* Given instruction *
Write out the full set of records below exactly.

* Provided records *
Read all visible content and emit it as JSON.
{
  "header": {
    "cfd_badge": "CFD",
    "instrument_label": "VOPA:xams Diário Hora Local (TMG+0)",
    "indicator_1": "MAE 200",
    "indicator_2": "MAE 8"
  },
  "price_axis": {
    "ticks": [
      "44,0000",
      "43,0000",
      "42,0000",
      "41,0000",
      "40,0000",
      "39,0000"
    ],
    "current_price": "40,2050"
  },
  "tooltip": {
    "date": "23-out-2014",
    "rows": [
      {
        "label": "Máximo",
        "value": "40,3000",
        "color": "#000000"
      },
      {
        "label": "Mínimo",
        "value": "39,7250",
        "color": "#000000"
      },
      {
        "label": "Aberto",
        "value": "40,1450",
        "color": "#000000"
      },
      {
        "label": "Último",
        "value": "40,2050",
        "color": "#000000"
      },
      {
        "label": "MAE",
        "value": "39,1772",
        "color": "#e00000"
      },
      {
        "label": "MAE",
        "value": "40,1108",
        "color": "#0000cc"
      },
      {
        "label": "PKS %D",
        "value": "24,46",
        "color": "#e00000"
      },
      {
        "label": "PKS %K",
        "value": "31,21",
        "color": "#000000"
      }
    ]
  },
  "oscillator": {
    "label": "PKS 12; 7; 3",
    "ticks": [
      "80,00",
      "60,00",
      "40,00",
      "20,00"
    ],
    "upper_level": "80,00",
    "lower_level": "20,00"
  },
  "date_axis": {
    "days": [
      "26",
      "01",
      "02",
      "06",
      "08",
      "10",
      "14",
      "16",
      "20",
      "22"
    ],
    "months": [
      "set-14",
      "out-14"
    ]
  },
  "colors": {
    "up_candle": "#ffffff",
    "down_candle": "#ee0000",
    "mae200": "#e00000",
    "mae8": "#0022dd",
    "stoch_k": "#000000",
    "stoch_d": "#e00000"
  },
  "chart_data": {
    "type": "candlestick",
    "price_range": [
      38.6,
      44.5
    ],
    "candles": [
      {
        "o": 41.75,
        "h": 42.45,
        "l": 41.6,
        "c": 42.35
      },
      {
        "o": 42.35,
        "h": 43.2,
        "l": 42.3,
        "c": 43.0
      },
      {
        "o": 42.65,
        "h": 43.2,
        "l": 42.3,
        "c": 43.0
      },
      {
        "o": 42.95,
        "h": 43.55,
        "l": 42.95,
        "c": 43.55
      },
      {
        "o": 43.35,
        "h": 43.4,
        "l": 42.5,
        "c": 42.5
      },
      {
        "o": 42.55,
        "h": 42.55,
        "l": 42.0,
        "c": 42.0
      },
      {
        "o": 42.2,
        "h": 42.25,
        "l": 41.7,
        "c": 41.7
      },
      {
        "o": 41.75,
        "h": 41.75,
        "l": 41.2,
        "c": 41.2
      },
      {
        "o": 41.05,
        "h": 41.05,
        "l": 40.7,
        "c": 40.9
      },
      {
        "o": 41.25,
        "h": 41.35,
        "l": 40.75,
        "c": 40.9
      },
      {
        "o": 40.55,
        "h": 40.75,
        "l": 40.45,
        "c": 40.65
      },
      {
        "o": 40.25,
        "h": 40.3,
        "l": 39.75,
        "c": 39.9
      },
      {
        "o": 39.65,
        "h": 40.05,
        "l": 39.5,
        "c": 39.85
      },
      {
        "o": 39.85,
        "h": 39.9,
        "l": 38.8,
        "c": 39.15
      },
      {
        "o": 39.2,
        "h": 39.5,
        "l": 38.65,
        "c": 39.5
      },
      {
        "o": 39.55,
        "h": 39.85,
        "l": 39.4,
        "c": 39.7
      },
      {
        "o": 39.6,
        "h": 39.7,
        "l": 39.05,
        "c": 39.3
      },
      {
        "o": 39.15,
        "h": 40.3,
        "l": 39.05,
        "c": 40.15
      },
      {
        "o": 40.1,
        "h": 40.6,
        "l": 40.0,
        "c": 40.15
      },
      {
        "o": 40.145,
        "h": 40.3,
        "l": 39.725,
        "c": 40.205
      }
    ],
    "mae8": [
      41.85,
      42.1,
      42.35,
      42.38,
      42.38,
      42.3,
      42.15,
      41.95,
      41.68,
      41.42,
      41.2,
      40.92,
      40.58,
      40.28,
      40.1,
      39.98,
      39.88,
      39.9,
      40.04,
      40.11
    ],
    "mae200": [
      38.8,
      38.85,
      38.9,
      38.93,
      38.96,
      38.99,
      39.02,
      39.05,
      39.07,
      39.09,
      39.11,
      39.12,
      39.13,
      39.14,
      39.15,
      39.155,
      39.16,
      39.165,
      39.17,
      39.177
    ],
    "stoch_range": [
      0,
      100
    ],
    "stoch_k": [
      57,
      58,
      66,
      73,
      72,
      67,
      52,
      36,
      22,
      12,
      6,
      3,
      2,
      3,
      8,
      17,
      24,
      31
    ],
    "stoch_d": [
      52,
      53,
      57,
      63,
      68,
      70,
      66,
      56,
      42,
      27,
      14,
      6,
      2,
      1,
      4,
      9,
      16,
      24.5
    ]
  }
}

* Problem solution *
Read all visible content and emit it as JSON.
{
  "header": {
    "cfd_badge": "CFD",
    "instrument_label": "VOPA:xams Diário Hora Local (TMG+0)",
    "indicator_1": "MAE 200",
    "indicator_2": "MAE 8"
  },
  "price_axis": {
    "ticks": [
      "44,0000",
      "43,0000",
      "42,0000",
      "41,0000",
      "40,0000",
      "39,0000"
    ],
    "current_price": "40,2050"
  },
  "tooltip": {
    "date": "23-out-2014",
    "rows": [
      {
        "label": "Máximo",
        "value": "40,3000",
        "color": "#000000"
      },
      {
        "label": "Mínimo",
        "value": "39,7250",
        "color": "#000000"
      },
      {
        "label": "Aberto",
        "value": "40,1450",
        "color": "#000000"
      },
      {
        "label": "Último",
        "value": "40,2050",
        "color": "#000000"
      },
      {
        "label": "MAE",
        "value": "39,1772",
        "color": "#e00000"
      },
      {
        "label": "MAE",
        "value": "40,1108",
        "color": "#0000cc"
      },
      {
        "label": "PKS %D",
        "value": "24,46",
        "color": "#e00000"
      },
      {
        "label": "PKS %K",
        "value": "31,21",
        "color": "#000000"
      }
    ]
  },
  "oscillator": {
    "label": "PKS 12; 7; 3",
    "ticks": [
      "80,00",
      "60,00",
      "40,00",
      "20,00"
    ],
    "upper_level": "80,00",
    "lower_level": "20,00"
  },
  "date_axis": {
    "days": [
      "26",
      "01",
      "02",
      "06",
      "08",
      "10",
      "14",
      "16",
      "20",
      "22"
    ],
    "months": [
      "set-14",
      "out-14"
    ]
  },
  "colors": {
    "up_candle": "#ffffff",
    "down_candle": "#ee0000",
    "mae200": "#e00000",
    "mae8": "#0022dd",
    "stoch_k": "#000000",
    "stoch_d": "#e00000"
  },
  "chart_data": {
    "type": "candlestick",
    "price_range": [
      38.6,
      44.5
    ],
    "candles": [
      {
        "o": 41.75,
        "h": 42.45,
        "l": 41.6,
        "c": 42.35
      },
      {
        "o": 42.35,
        "h": 43.2,
        "l": 42.3,
        "c": 43.0
      },
      {
        "o": 42.65,
        "h": 43.2,
        "l": 42.3,
        "c": 43.0
      },
      {
        "o": 42.95,
        "h": 43.55,
        "l": 42.95,
        "c": 43.55
      },
      {
        "o": 43.35,
        "h": 43.4,
        "l": 42.5,
        "c": 42.5
      },
      {
        "o": 42.55,
        "h": 42.55,
        "l": 42.0,
        "c": 42.0
      },
      {
        "o": 42.2,
        "h": 42.25,
        "l": 41.7,
        "c": 41.7
      },
      {
        "o": 41.75,
        "h": 41.75,
        "l": 41.2,
        "c": 41.2
      },
      {
        "o": 41.05,
        "h": 41.05,
        "l": 40.7,
        "c": 40.9
      },
      {
        "o": 41.25,
        "h": 41.35,
        "l": 40.75,
        "c": 40.9
      },
      {
        "o": 40.55,
        "h": 40.75,
        "l": 40.45,
        "c": 40.65
      },
      {
        "o": 40.25,
        "h": 40.3,
        "l": 39.75,
        "c": 39.9
      },
      {
        "o": 39.65,
        "h": 40.05,
        "l": 39.5,
        "c": 39.85
      },
      {
        "o": 39.85,
        "h": 39.9,
        "l": 38.8,
        "c": 39.15
      },
      {
        "o": 39.2,
        "h": 39.5,
        "l": 38.65,
        "c": 39.5
      },
      {
        "o": 39.55,
        "h": 39.85,
        "l": 39.4,
        "c": 39.7
      },
      {
        "o": 39.6,
        "h": 39.7,
        "l": 39.05,
        "c": 39.3
      },
      {
        "o": 39.15,
        "h": 40.3,
        "l": 39.05,
        "c": 40.15
      },
      {
        "o": 40.1,
        "h": 40.6,
        "l": 40.0,
        "c": 40.15
      },
      {
        "o": 40.145,
        "h": 40.3,
        "l": 39.725,
        "c": 40.205
      }
    ],
    "mae8": [
      41.85,
      42.1,
      42.35,
      42.38,
      42.38,
      42.3,
      42.15,
      41.95,
      41.68,
      41.42,
      41.2,
      40.92,
      40.58,
      40.28,
      40.1,
      39.98,
      39.88,
      39.9,
      40.04,
      40.11
    ],
    "mae200": [
      38.8,
      38.85,
      38.9,
      38.93,
      38.96,
      38.99,
      39.02,
      39.05,
      39.07,
      39.09,
      39.11,
      39.12,
      39.13,
      39.14,
      39.15,
      39.155,
      39.16,
      39.165,
      39.17,
      39.177
    ],
    "stoch_range": [
      0,
      100
    ],
    "stoch_k": [
      57,
      58,
      66,
      73,
      72,
      67,
      52,
      36,
      22,
      12,
      6,
      3,
      2,
      3,
      8,
      17,
      24,
      31
    ],
    "stoch_d": [
      52,
      53,
      57,
      63,
      68,
      70,
      66,
      56,
      42,
      27,
      14,
      6,
      2,
      1,
      4,
      9,
      16,
      24.5
    ]
  }
}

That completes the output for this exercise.